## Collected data
○ ○ ○ ○ ○ ○ ○

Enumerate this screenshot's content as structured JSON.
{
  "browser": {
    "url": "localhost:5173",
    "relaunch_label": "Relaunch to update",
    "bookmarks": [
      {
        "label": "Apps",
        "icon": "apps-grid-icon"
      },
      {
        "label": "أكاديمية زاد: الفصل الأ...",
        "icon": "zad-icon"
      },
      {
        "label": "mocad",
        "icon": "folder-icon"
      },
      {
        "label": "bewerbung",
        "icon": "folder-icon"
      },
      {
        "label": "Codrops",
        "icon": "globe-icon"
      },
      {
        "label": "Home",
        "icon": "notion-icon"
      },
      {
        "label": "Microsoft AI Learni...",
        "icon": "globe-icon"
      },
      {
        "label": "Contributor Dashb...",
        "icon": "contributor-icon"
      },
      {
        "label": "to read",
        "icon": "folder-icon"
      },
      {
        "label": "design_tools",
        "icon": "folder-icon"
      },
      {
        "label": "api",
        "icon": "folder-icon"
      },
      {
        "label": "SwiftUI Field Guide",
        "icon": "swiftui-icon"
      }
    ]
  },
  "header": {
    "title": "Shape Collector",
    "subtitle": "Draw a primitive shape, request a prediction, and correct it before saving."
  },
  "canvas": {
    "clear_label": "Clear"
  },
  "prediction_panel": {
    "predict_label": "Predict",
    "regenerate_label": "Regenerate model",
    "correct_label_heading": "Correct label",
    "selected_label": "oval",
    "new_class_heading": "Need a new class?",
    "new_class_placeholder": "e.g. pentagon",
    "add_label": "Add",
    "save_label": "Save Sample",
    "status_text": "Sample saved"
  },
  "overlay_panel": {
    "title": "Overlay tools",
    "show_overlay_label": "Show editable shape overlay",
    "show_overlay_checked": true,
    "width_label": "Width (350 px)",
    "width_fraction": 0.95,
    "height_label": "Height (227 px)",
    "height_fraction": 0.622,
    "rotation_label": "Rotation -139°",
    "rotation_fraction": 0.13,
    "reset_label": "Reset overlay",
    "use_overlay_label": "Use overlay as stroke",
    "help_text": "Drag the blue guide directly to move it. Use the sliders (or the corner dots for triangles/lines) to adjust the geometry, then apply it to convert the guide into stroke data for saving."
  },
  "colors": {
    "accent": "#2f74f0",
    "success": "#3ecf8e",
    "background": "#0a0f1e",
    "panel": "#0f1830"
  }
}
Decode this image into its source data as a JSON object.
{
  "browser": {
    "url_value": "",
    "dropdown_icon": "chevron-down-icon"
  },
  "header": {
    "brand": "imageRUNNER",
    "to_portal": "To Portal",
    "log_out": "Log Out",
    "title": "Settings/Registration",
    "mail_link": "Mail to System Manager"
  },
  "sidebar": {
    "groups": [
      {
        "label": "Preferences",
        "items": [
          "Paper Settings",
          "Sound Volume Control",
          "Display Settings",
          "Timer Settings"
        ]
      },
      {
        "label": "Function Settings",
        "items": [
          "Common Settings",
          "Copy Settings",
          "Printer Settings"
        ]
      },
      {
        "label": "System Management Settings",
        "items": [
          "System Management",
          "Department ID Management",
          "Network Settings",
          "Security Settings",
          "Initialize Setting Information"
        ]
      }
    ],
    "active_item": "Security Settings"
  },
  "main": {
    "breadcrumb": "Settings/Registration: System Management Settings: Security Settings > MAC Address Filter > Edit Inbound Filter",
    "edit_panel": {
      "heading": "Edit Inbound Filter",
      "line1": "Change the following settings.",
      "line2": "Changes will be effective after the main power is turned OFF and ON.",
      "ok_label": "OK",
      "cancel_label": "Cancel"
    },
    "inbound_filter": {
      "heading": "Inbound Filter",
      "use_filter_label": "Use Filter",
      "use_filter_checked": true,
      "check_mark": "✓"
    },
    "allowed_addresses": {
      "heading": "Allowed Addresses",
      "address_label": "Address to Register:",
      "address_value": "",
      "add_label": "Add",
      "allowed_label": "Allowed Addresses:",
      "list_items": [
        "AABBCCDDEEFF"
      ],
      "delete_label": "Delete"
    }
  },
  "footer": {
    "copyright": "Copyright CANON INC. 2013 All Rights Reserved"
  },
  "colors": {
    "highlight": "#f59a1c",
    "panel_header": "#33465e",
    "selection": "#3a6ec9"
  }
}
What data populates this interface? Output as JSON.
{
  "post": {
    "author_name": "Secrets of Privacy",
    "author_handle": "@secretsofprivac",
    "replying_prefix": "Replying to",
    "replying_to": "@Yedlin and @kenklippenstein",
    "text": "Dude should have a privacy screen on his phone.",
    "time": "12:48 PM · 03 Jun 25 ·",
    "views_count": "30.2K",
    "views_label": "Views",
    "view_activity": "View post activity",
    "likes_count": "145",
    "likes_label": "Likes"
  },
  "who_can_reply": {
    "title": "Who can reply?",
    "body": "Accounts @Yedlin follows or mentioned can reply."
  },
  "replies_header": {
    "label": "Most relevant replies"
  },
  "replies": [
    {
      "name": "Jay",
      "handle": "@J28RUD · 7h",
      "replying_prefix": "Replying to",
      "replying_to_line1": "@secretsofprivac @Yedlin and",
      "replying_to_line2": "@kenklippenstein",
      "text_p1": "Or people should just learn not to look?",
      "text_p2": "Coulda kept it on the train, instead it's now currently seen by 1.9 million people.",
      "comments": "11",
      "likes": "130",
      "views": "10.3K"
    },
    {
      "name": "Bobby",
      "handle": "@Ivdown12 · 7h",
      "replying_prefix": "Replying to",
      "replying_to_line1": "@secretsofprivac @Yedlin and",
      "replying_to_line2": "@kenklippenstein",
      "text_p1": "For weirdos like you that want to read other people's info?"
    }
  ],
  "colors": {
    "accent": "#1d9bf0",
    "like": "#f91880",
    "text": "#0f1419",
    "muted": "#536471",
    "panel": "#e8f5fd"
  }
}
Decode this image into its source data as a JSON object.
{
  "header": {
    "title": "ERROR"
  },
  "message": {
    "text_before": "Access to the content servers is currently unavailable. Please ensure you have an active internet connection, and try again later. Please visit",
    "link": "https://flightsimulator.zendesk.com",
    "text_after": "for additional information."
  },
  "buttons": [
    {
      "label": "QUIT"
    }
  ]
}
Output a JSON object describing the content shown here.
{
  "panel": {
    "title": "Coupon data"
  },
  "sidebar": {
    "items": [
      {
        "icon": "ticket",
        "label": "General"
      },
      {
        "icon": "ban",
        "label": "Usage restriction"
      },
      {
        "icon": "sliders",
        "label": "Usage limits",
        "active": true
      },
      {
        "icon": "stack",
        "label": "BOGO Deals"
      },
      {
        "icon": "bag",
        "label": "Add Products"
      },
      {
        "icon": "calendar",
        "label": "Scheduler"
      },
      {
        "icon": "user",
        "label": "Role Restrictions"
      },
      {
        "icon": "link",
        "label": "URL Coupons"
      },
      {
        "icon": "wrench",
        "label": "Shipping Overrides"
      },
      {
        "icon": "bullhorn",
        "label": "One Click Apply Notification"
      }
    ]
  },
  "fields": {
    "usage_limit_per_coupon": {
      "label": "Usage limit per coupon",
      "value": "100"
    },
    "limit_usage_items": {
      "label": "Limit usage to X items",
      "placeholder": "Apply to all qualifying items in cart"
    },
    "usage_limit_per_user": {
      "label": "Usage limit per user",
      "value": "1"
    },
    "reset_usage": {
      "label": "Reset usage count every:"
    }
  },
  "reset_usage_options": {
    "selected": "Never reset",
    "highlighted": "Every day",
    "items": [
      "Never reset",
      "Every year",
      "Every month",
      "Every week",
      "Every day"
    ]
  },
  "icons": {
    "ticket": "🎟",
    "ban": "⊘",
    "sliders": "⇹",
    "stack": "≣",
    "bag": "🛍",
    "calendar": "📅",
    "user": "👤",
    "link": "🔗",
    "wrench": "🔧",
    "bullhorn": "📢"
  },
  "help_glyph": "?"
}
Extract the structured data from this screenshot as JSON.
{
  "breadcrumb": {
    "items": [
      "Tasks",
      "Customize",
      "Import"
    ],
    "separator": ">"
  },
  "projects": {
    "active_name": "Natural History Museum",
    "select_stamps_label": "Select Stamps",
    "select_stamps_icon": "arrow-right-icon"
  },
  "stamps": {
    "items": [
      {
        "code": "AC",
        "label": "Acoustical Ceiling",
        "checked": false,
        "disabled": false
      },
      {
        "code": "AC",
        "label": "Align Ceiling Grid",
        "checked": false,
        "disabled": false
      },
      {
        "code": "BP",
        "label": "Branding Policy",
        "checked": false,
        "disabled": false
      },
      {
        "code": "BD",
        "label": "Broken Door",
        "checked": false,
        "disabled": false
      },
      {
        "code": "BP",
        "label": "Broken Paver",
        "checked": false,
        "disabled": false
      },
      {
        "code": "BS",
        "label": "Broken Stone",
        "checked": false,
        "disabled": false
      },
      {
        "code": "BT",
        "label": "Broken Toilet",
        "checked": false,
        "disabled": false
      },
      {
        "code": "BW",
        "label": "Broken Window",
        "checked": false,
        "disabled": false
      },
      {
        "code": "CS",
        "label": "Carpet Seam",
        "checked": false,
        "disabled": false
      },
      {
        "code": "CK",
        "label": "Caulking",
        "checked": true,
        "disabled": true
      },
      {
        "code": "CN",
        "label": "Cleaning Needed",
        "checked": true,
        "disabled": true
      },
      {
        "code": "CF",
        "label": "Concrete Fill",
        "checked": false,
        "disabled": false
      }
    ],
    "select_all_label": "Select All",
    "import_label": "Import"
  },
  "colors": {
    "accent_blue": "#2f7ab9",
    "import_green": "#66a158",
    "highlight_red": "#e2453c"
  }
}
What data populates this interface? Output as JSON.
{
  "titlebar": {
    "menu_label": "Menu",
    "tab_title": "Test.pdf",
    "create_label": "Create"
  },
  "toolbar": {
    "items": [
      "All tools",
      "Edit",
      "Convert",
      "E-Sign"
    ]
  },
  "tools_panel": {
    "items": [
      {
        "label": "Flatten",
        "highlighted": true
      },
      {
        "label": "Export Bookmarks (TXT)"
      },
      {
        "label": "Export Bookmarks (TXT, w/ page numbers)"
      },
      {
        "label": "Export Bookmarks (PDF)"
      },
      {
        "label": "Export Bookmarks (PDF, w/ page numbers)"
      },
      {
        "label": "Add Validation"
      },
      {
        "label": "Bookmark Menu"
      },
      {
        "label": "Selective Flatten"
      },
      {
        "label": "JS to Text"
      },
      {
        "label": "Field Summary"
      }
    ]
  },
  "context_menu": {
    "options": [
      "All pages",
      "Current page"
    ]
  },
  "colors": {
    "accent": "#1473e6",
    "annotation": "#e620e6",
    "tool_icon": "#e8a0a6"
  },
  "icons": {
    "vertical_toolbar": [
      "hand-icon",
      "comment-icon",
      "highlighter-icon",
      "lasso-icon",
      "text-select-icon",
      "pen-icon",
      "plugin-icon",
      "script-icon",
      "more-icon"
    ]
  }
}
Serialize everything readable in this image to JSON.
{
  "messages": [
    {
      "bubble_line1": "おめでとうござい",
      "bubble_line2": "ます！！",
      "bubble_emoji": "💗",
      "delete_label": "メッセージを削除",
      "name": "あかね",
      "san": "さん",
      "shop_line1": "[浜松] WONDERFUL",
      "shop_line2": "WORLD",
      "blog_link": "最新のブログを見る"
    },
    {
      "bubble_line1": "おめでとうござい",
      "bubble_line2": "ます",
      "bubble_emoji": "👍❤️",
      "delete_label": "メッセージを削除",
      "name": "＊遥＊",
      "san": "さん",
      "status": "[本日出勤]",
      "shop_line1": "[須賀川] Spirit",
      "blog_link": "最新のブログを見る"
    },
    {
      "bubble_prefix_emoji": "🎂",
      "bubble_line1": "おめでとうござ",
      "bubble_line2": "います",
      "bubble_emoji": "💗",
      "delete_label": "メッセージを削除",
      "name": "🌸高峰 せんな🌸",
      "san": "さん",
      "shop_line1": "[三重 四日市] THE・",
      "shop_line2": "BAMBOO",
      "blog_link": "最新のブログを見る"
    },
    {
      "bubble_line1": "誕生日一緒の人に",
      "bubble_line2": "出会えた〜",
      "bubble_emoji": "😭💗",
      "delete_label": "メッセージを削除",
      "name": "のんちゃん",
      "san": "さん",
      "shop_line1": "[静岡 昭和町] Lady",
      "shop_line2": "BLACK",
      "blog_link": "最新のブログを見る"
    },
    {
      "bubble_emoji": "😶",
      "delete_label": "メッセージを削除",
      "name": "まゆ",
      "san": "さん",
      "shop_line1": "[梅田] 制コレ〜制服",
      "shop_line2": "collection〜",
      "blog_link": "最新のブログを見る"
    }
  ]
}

○ ○ ○ ○ ○ ○ ○

## Aim
Copy every line of the records above that holds the word "screenshot".

## Final result
Enumerate this screenshot's content as structured JSON.
Extract the structured data from this screenshot as JSON.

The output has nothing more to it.